[Lines of data]
---+---

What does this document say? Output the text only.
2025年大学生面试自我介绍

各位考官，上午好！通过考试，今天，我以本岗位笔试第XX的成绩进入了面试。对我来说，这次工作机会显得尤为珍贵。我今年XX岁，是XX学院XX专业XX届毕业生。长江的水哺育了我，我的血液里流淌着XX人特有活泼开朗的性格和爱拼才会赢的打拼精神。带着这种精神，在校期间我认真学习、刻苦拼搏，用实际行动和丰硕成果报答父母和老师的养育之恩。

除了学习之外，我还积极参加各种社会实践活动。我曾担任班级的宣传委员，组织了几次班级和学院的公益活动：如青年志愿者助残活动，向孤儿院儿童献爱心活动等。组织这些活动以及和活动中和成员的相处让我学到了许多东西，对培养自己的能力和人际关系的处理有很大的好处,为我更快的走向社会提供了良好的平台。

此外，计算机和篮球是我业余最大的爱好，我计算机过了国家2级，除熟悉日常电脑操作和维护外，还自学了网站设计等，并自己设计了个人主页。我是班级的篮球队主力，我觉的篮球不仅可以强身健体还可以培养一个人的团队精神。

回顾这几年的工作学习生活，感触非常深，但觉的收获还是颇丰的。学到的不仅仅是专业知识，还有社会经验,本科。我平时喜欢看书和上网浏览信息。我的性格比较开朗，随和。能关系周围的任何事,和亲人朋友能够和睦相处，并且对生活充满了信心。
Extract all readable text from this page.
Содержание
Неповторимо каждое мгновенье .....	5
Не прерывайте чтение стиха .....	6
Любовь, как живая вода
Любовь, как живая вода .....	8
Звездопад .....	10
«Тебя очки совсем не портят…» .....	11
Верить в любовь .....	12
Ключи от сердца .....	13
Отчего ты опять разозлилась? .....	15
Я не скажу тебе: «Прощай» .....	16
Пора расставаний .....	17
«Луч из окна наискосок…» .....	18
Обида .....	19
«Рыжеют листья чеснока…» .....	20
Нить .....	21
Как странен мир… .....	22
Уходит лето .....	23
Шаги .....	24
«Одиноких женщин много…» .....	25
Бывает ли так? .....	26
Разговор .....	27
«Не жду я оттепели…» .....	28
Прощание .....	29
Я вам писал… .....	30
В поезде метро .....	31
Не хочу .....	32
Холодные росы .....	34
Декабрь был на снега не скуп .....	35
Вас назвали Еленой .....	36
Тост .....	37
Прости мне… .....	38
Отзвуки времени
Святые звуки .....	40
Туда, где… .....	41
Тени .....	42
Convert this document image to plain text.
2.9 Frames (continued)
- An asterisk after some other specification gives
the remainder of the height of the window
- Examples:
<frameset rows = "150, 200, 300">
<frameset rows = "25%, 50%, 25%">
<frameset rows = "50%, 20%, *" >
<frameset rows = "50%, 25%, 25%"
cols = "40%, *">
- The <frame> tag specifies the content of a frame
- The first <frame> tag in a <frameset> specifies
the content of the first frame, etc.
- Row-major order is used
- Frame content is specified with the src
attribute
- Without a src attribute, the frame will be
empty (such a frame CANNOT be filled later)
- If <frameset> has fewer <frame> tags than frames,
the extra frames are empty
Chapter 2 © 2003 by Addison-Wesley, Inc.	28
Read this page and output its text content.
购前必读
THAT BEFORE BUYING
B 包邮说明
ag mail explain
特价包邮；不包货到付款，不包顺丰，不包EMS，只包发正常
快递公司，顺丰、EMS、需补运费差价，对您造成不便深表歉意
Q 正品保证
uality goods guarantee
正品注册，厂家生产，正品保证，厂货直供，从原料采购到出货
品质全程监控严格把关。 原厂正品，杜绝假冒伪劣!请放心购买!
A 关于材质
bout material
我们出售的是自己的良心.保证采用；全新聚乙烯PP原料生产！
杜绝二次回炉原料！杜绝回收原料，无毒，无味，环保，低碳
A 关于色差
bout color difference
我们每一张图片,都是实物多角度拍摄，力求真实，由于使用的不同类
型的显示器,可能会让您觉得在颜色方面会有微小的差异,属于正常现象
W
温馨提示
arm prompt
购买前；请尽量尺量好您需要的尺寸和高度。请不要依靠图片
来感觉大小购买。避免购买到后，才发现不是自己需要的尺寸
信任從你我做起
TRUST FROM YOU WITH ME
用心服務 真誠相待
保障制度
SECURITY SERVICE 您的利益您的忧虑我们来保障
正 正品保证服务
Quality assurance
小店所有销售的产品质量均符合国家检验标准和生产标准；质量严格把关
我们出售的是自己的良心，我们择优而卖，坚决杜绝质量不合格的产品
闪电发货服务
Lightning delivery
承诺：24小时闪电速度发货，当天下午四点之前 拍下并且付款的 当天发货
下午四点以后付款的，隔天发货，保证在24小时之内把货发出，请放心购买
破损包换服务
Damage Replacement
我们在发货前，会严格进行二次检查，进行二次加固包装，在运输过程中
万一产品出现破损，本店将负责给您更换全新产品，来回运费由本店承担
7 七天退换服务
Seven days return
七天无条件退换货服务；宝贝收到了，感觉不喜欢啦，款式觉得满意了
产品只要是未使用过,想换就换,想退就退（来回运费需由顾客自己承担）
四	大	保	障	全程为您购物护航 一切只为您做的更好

---+---

### WHAT YOU WILL DO
Every record above should be output exactly.

### FULL OUTPUT
What does this document say? Output the text only.
2025年大学生面试自我介绍

各位考官，上午好！通过考试，今天，我以本岗位笔试第XX的成绩进入了面试。对我来说，这次工作机会显得尤为珍贵。我今年XX岁，是XX学院XX专业XX届毕业生。长江的水哺育了我，我的血液里流淌着XX人特有活泼开朗的性格和爱拼才会赢的打拼精神。带着这种精神，在校期间我认真学习、刻苦拼搏，用实际行动和丰硕成果报答父母和老师的养育之恩。

除了学习之外，我还积极参加各种社会实践活动。我曾担任班级的宣传委员，组织了几次班级和学院的公益活动：如青年志愿者助残活动，向孤儿院儿童献爱心活动等。组织这些活动以及和活动中和成员的相处让我学到了许多东西，对培养自己的能力和人际关系的处理有很大的好处,为我更快的走向社会提供了良好的平台。

此外，计算机和篮球是我业余最大的爱好，我计算机过了国家2级，除熟悉日常电脑操作和维护外，还自学了网站设计等，并自己设计了个人主页。我是班级的篮球队主力，我觉的篮球不仅可以强身健体还可以培养一个人的团队精神。

回顾这几年的工作学习生活，感触非常深，但觉的收获还是颇丰的。学到的不仅仅是专业知识，还有社会经验,本科。我平时喜欢看书和上网浏览信息。我的性格比较开朗，随和。能关系周围的任何事,和亲人朋友能够和睦相处，并且对生活充满了信心。
Extract all readable text from this page.
Содержание
Неповторимо каждое мгновенье .....	5
Не прерывайте чтение стиха .....	6
Любовь, как живая вода
Любовь, как живая вода .....	8
Звездопад .....	10
«Тебя очки совсем не портят…» .....	11
Верить в любовь .....	12
Ключи от сердца .....	13
Отчего ты опять разозлилась? .....	15
Я не скажу тебе: «Прощай» .....	16
Пора расставаний .....	17
«Луч из окна наискосок…» .....	18
Обида .....	19
«Рыжеют листья чеснока…» .....	20
Нить .....	21
Как странен мир… .....	22
Уходит лето .....	23
Шаги .....	24
«Одиноких женщин много…» .....	25
Бывает ли так? .....	26
Разговор .....	27
«Не жду я оттепели…» .....	28
Прощание .....	29
Я вам писал… .....	30
В поезде метро .....	31
Не хочу .....	32
Холодные росы .....	34
Декабрь был на снега не скуп .....	35
Вас назвали Еленой .....	36
Тост .....	37
Прости мне… .....	38
Отзвуки времени
Святые звуки .....	40
Туда, где… .....	41
Тени .....	42
Convert this document image to plain text.
2.9 Frames (continued)
- An asterisk after some other specification gives
the remainder of the height of the window
- Examples:
<frameset rows = "150, 200, 300">
<frameset rows = "25%, 50%, 25%">
<frameset rows = "50%, 20%, *" >
<frameset rows = "50%, 25%, 25%"
cols = "40%, *">
- The <frame> tag specifies the content of a frame
- The first <frame> tag in a <frameset> specifies
the content of the first frame, etc.
- Row-major order is used
- Frame content is specified with the src
attribute
- Without a src attribute, the frame will be
empty (such a frame CANNOT be filled later)
- If <frameset> has fewer <frame> tags than frames,
the extra frames are empty
Chapter 2 © 2003 by Addison-Wesley, Inc.	28
Read this page and output its text content.
购前必读
THAT BEFORE BUYING
B 包邮说明
ag mail explain
特价包邮；不包货到付款，不包顺丰，不包EMS，只包发正常
快递公司，顺丰、EMS、需补运费差价，对您造成不便深表歉意
Q 正品保证
uality goods guarantee
正品注册，厂家生产，正品保证，厂货直供，从原料采购到出货
品质全程监控严格把关。 原厂正品，杜绝假冒伪劣!请放心购买!
A 关于材质
bout material
我们出售的是自己的良心.保证采用；全新聚乙烯PP原料生产！
杜绝二次回炉原料！杜绝回收原料，无毒，无味，环保，低碳
A 关于色差
bout color difference
我们每一张图片,都是实物多角度拍摄，力求真实，由于使用的不同类
型的显示器,可能会让您觉得在颜色方面会有微小的差异,属于正常现象
W
温馨提示
arm prompt
购买前；请尽量尺量好您需要的尺寸和高度。请不要依靠图片
来感觉大小购买。避免购买到后，才发现不是自己需要的尺寸
信任從你我做起
TRUST FROM YOU WITH ME
用心服務 真誠相待
保障制度
SECURITY SERVICE 您的利益您的忧虑我们来保障
正 正品保证服务
Quality assurance
小店所有销售的产品质量均符合国家检验标准和生产标准；质量严格把关
我们出售的是自己的良心，我们择优而卖，坚决杜绝质量不合格的产品
闪电发货服务
Lightning delivery
承诺：24小时闪电速度发货，当天下午四点之前 拍下并且付款的 当天发货
下午四点以后付款的，隔天发货，保证在24小时之内把货发出，请放心购买
破损包换服务
Damage Replacement
我们在发货前，会严格进行二次检查，进行二次加固包装，在运输过程中
万一产品出现破损，本店将负责给您更换全新产品，来回运费由本店承担
7 七天退换服务
Seven days return
七天无条件退换货服务；宝贝收到了，感觉不喜欢啦，款式觉得满意了
产品只要是未使用过,想换就换,想退就退（来回运费需由顾客自己承担）
四	大	保	障	全程为您购物护航 一切只为您做的更好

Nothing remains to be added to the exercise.